-------- DATA FOR THIS EXERCISE --------

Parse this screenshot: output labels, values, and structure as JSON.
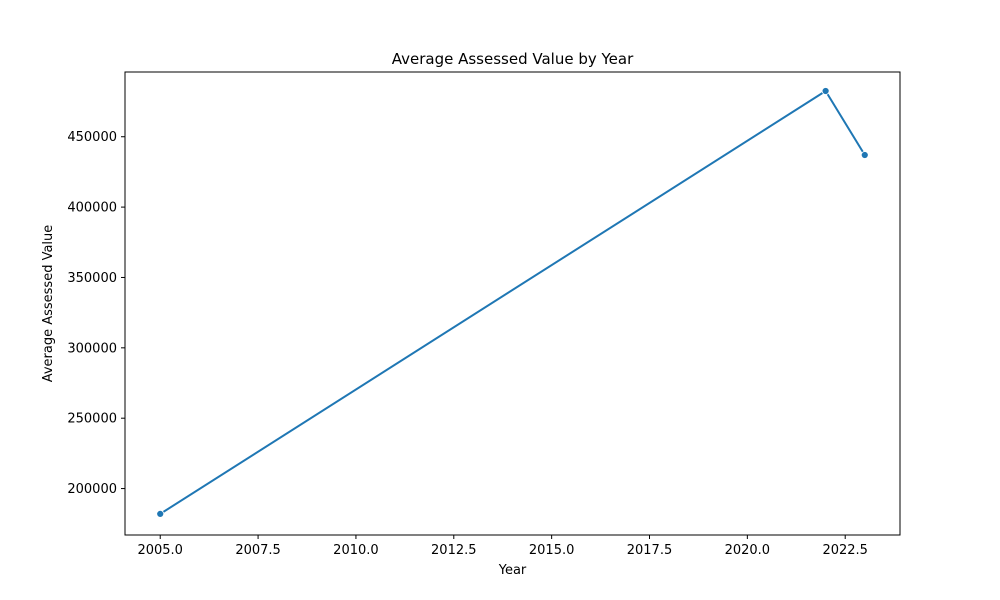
{
  "chart_data": {
    "type": "line",
    "title": "Average Assessed Value by Year",
    "xlabel": "Year",
    "ylabel": "Average Assessed Value",
    "x_ticks": [
      "2005.0",
      "2007.5",
      "2010.0",
      "2012.5",
      "2015.0",
      "2017.5",
      "2020.0",
      "2022.5"
    ],
    "y_ticks": [
      "200000",
      "250000",
      "300000",
      "350000",
      "400000",
      "450000"
    ],
    "xlim": [
      2004.1,
      2023.9
    ],
    "ylim": [
      167000,
      496000
    ],
    "grid": false,
    "series": [
      {
        "color": "#1f77b4",
        "points": [
          {
            "x": 2005,
            "y": 182000
          },
          {
            "x": 2022,
            "y": 482500
          },
          {
            "x": 2023,
            "y": 437000
          }
        ]
      }
    ]
  }
}
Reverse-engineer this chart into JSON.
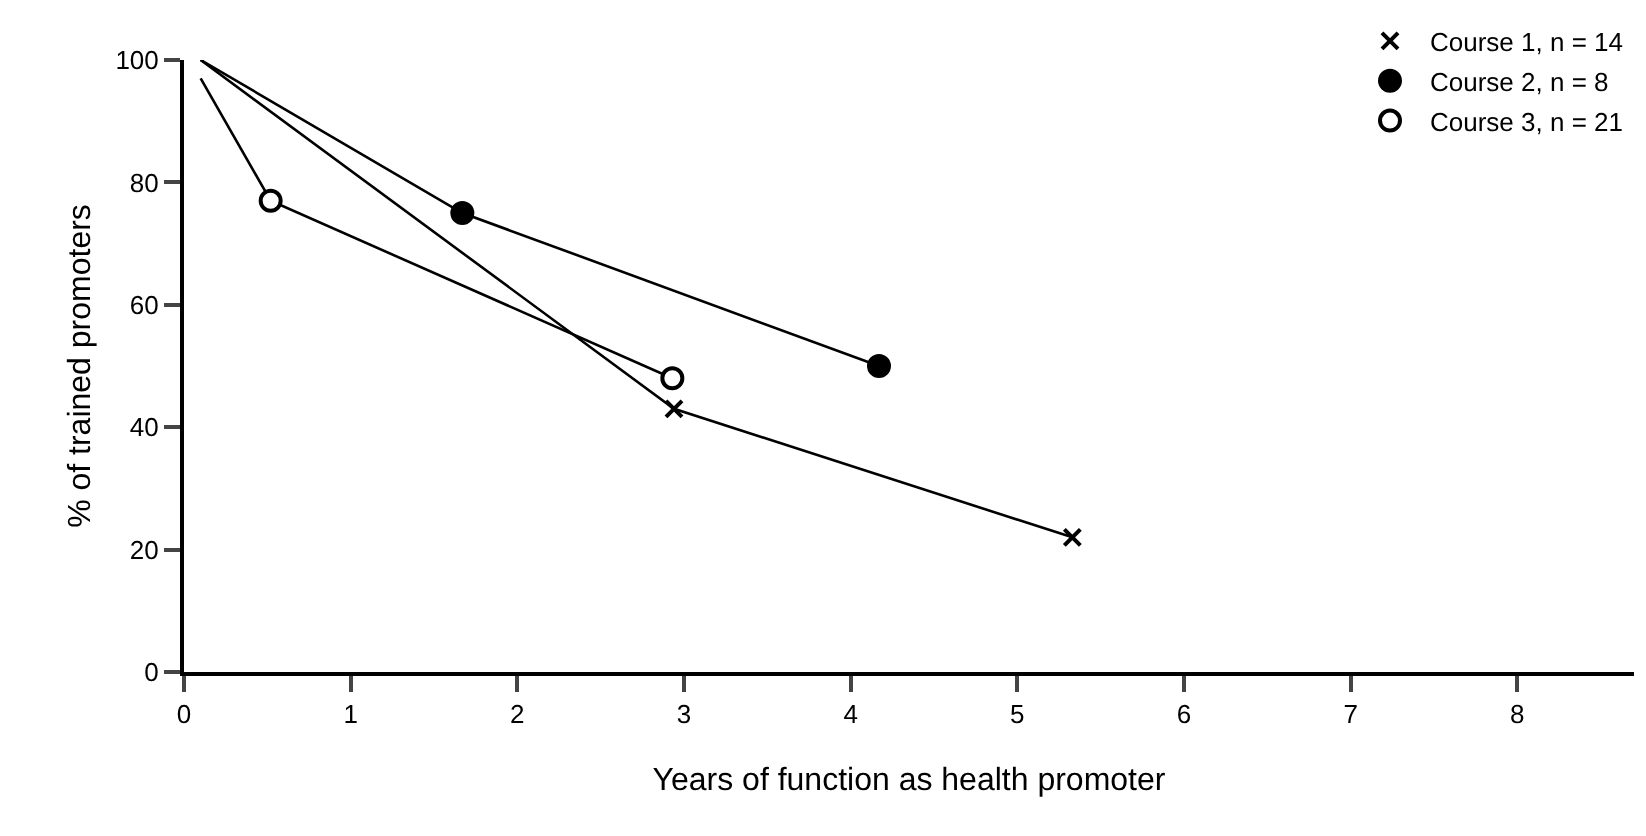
{
  "chart_data": {
    "type": "line",
    "xlabel": "Years of function as health promoter",
    "ylabel": "% of trained promoters",
    "series": [
      {
        "name": "Course 1, n = 14",
        "color": "#000000",
        "marker": [
          "none",
          "cross",
          "cross"
        ],
        "x": [
          0.1,
          2.94,
          5.33
        ],
        "values": [
          100,
          43,
          22
        ]
      },
      {
        "name": "Course 2, n = 8",
        "color": "#000000",
        "marker": [
          "none",
          "circle",
          "circle"
        ],
        "x": [
          0.1,
          1.67,
          4.17
        ],
        "values": [
          100,
          75,
          50
        ]
      },
      {
        "name": "Course 3, n = 21",
        "color": "#000000",
        "marker": [
          "none",
          "circle-open",
          "circle-open"
        ],
        "x": [
          0.1,
          0.52,
          2.93
        ],
        "values": [
          97,
          77,
          48
        ]
      }
    ],
    "xlim": [
      0,
      8.7
    ],
    "ylim": [
      0,
      100
    ],
    "xticks": [
      0,
      1,
      2,
      3,
      4,
      5,
      6,
      7,
      8
    ],
    "yticks": [
      0,
      20,
      40,
      60,
      80,
      100
    ],
    "legend": "top right",
    "line_style": "solid"
  }
}
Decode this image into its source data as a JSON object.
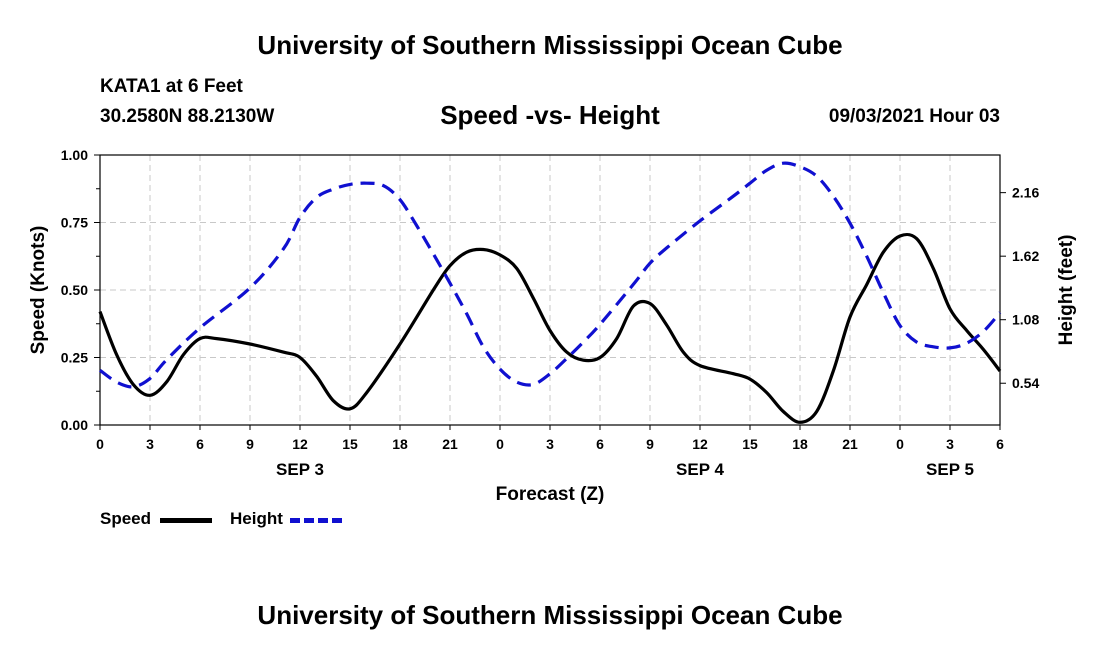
{
  "header": {
    "title_top": "University of Southern Mississippi Ocean Cube",
    "station": "KATA1 at 6 Feet",
    "coords": "30.2580N  88.2130W",
    "plot_title": "Speed -vs- Height",
    "datetime": "09/03/2021 Hour 03",
    "title_bottom": "University of Southern Mississippi Ocean Cube"
  },
  "legend": {
    "speed_label": "Speed",
    "height_label": "Height"
  },
  "colors": {
    "speed": "#000000",
    "height": "#1010d0",
    "grid": "#c8c8c8"
  },
  "chart_data": {
    "type": "line",
    "xlabel": "Forecast (Z)",
    "ylabel_left": "Speed (Knots)",
    "ylabel_right": "Height (feet)",
    "x_range_hours": [
      0,
      54
    ],
    "x_ticks": [
      {
        "h": 0,
        "label": "0"
      },
      {
        "h": 3,
        "label": "3"
      },
      {
        "h": 6,
        "label": "6"
      },
      {
        "h": 9,
        "label": "9"
      },
      {
        "h": 12,
        "label": "12"
      },
      {
        "h": 15,
        "label": "15"
      },
      {
        "h": 18,
        "label": "18"
      },
      {
        "h": 21,
        "label": "21"
      },
      {
        "h": 24,
        "label": "0"
      },
      {
        "h": 27,
        "label": "3"
      },
      {
        "h": 30,
        "label": "6"
      },
      {
        "h": 33,
        "label": "9"
      },
      {
        "h": 36,
        "label": "12"
      },
      {
        "h": 39,
        "label": "15"
      },
      {
        "h": 42,
        "label": "18"
      },
      {
        "h": 45,
        "label": "21"
      },
      {
        "h": 48,
        "label": "0"
      },
      {
        "h": 51,
        "label": "3"
      },
      {
        "h": 54,
        "label": "6"
      }
    ],
    "day_labels": [
      {
        "h": 12,
        "label": "SEP 3"
      },
      {
        "h": 36,
        "label": "SEP 4"
      },
      {
        "h": 51,
        "label": "SEP 5"
      }
    ],
    "y_left": {
      "min": 0,
      "max": 1.0,
      "ticks": [
        "0.00",
        "0.25",
        "0.50",
        "0.75",
        "1.00"
      ]
    },
    "y_right": {
      "min": 0.185,
      "max": 2.48,
      "ticks": [
        "0.54",
        "1.08",
        "1.62",
        "2.16"
      ]
    },
    "series": [
      {
        "name": "Speed",
        "axis": "left",
        "style": "solid",
        "x": [
          0,
          1,
          2,
          3,
          4,
          5,
          6,
          7,
          9,
          11,
          12,
          13,
          14,
          15,
          16,
          18,
          20,
          21,
          22,
          23,
          24,
          25,
          26,
          27,
          28,
          29,
          30,
          31,
          32,
          33,
          34,
          35,
          36,
          38,
          39,
          40,
          41,
          42,
          43,
          44,
          45,
          46,
          47,
          48,
          49,
          50,
          51,
          52,
          53,
          54
        ],
        "values": [
          0.42,
          0.26,
          0.15,
          0.11,
          0.16,
          0.26,
          0.32,
          0.32,
          0.3,
          0.27,
          0.25,
          0.18,
          0.09,
          0.06,
          0.12,
          0.3,
          0.5,
          0.59,
          0.64,
          0.65,
          0.63,
          0.58,
          0.47,
          0.35,
          0.27,
          0.24,
          0.25,
          0.32,
          0.44,
          0.45,
          0.37,
          0.27,
          0.22,
          0.19,
          0.17,
          0.12,
          0.05,
          0.01,
          0.05,
          0.2,
          0.4,
          0.52,
          0.64,
          0.7,
          0.69,
          0.58,
          0.43,
          0.35,
          0.28,
          0.2
        ]
      },
      {
        "name": "Height",
        "axis": "right",
        "style": "dashed",
        "x": [
          0,
          1,
          2,
          3,
          4,
          6,
          9,
          11,
          12,
          13,
          14,
          15,
          16,
          17,
          18,
          19,
          20,
          21,
          22,
          23,
          24,
          25,
          26,
          27,
          28,
          29,
          30,
          32,
          33,
          34,
          36,
          38,
          39,
          40,
          41,
          42,
          43,
          44,
          45,
          46,
          47,
          48,
          49,
          50,
          51,
          52,
          53,
          54
        ],
        "values": [
          0.65,
          0.55,
          0.51,
          0.58,
          0.74,
          1.01,
          1.35,
          1.68,
          1.95,
          2.12,
          2.19,
          2.23,
          2.24,
          2.22,
          2.1,
          1.88,
          1.64,
          1.39,
          1.13,
          0.85,
          0.66,
          0.55,
          0.53,
          0.62,
          0.75,
          0.89,
          1.04,
          1.38,
          1.56,
          1.69,
          1.92,
          2.13,
          2.24,
          2.35,
          2.41,
          2.38,
          2.3,
          2.13,
          1.9,
          1.62,
          1.31,
          1.03,
          0.89,
          0.85,
          0.84,
          0.88,
          0.98,
          1.14
        ]
      }
    ]
  }
}
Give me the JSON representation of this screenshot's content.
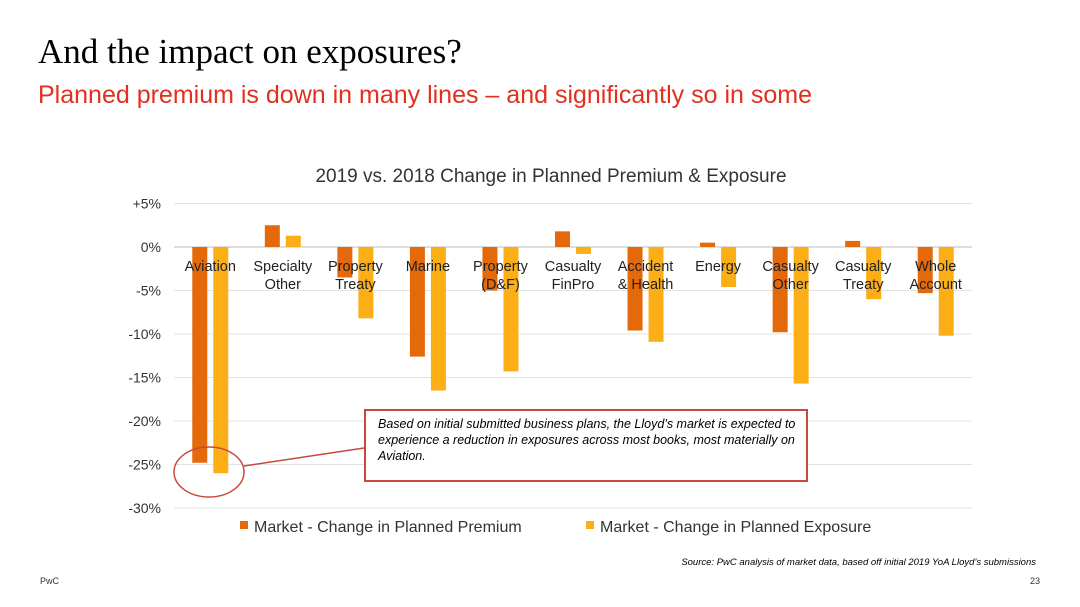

--------

## TO DO
Write out every line from the entries where "screenshot" appears.

## EXERCISE ANSWER
Parse this screenshot: output labels, values, and structure as JSON.
Give me the JSON representation of this screenshot's content.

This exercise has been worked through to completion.